• **Source document**:

Judge Eric Profancik was upset that he couldn't find his pointy ears for Halloween. He thinks his pet tribble ate them.
Our reviews of The Best Of Star Trek: The Original Series (published May 12th, 2009), Star Trek: The Original Series: Season 1 (Blu-Ray) (published May 6th, 2009), Star Trek: The Original Series: Season 2 (Blu-Ray) (published September 16th, 2009), Star Trek: The Original Series: Season Two (Remastered) (published August 22nd, 2008), Star Trek: The Original Series: Season Three (Remastered) (published November 26th, 2008), Star Trek: The Original Series: Season One (published September 27th, 2004), and Star Trek: The Original Series: Season Three (published January 26th, 2005) are also available.
"You mean you're the lunatic who's responsible for almost destroying my ship?"
Is there anything left to say about classic Star Trek (TOS)? In the last thirty years, every detail of every show has been examined beyond measure. Every quirk of every character in every situation, projected to various futures, has been discussed ad naseum. So in 2004, with the release of the second season of TOS, what is left to be said? Is there some small morsel left that would make this review all the better?
I'm not sure what is left to say about the show, but they won't let me keep this DVD if I don't find something, so here goes…
Facts of the Case
All 26 episodes of the second season are presented in the order they aired on NBC:
• "Amok Time"
• "Who Mourns for Adonais?"
• "The Changeling"
• "Mirror, Mirror"
• "The Apple"
• "The Doomsday Machine"
• "I, Mudd"
• "Journey to Babel"
• "Friday's Child"

• **Job a**:
Quote the part of the Star Trek review that opens with the words containing "Our reviews of" and closes with "are also available.".

• **Data records**:
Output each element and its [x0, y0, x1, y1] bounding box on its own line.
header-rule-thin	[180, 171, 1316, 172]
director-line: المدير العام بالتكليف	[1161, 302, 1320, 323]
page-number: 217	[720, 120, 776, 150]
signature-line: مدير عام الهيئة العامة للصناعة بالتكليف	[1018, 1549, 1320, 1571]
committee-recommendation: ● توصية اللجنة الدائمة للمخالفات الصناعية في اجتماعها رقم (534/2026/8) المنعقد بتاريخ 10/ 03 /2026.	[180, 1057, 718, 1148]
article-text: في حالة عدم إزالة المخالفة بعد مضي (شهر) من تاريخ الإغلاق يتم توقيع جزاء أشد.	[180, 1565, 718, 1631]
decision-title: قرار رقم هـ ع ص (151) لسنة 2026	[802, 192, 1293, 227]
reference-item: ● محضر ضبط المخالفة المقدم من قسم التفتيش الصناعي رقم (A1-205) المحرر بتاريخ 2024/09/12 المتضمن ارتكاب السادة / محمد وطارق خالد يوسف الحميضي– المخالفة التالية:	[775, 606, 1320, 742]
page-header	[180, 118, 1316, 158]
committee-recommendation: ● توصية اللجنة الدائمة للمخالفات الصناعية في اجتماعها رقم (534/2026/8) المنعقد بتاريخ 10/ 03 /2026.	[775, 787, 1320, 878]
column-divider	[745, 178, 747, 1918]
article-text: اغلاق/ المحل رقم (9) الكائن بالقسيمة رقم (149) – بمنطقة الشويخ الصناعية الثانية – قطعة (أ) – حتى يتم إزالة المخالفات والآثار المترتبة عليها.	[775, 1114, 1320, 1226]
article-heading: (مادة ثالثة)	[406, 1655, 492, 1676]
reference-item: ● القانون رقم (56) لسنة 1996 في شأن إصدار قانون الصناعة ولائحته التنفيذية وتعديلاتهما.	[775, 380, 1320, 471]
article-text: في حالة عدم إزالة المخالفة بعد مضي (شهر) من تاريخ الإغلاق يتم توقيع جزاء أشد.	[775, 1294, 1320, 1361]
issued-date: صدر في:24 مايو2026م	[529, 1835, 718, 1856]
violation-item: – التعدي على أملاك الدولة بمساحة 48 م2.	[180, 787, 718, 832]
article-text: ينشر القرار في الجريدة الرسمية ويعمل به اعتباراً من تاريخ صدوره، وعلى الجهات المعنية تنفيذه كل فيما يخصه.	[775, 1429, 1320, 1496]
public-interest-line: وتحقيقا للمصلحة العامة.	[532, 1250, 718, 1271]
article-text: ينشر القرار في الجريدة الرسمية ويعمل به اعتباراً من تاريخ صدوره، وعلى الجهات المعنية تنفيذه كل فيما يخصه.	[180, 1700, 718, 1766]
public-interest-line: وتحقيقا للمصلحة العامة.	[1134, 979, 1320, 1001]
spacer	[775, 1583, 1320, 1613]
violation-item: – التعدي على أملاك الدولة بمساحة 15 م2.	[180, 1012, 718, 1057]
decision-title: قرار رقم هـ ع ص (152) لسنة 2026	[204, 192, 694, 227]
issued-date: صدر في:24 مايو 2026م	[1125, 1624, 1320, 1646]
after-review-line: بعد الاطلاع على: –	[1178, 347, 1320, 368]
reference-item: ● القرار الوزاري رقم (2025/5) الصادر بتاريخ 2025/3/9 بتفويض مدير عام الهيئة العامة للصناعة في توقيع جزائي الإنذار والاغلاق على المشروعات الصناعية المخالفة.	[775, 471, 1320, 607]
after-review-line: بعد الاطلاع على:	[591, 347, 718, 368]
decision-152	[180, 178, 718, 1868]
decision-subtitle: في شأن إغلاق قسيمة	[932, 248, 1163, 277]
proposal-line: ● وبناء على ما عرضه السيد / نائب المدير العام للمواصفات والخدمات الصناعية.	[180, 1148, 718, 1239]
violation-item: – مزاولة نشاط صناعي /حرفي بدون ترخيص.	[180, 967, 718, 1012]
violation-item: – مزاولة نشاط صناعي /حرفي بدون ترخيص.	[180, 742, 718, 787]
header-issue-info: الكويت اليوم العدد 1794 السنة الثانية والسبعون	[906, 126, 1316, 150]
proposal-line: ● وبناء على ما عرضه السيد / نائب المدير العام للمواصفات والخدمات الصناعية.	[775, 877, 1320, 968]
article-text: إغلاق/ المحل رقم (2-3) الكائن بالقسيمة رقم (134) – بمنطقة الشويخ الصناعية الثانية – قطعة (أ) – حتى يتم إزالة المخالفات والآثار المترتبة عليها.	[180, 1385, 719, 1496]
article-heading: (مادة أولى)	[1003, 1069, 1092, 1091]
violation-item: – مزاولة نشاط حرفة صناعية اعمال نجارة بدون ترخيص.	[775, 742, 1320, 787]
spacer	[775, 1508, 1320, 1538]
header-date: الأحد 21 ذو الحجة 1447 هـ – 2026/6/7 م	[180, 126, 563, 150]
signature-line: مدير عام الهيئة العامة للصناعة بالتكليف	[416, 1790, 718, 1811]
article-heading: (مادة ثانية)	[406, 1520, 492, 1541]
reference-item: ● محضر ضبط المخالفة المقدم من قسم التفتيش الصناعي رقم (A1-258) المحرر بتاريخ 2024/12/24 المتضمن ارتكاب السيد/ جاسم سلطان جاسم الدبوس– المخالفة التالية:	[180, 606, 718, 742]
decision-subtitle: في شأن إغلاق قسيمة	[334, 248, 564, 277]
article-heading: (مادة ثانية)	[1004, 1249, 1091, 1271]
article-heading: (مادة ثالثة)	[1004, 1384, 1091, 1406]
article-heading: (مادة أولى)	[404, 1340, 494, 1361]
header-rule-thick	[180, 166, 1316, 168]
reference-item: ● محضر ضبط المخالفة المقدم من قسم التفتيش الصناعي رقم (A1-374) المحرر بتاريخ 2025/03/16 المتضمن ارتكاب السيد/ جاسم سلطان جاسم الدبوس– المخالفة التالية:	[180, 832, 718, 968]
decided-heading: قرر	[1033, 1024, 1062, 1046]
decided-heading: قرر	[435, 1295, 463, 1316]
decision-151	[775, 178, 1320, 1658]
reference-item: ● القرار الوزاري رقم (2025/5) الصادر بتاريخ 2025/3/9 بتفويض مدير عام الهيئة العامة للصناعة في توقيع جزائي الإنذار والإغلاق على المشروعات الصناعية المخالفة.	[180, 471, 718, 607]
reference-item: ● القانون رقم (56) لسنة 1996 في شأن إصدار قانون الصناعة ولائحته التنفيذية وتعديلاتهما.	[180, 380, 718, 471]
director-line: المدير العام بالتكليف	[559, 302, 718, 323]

• **Job b**:
Print the rows that run from the start of the rows through the line containing "1549, 1320, 1571]", keeping every line the same.

• **Exercise output a**:
Our reviews of The Best Of Star Trek: The Original Series (published May 12th, 2009), Star Trek: The Original Series: Season 1 (Blu-Ray) (published May 6th, 2009), Star Trek: The Original Series: Season 2 (Blu-Ray) (published September 16th, 2009), Star Trek: The Original Series: Season Two (Remastered) (published August 22nd, 2008), Star Trek: The Original Series: Season Three (Remastered) (published November 26th, 2008), Star Trek: The Original Series: Season One (published September 27th, 2004), and Star Trek: The Original Series: Season Three (published January 26th, 2005) are also available.

• **Exercise output b**:
Output each element and its [x0, y0, x1, y1] bounding box on its own line.
header-rule-thin	[180, 171, 1316, 172]
director-line: المدير العام بالتكليف	[1161, 302, 1320, 323]
page-number: 217	[720, 120, 776, 150]
signature-line: مدير عام الهيئة العامة للصناعة بالتكليف	[1018, 1549, 1320, 1571]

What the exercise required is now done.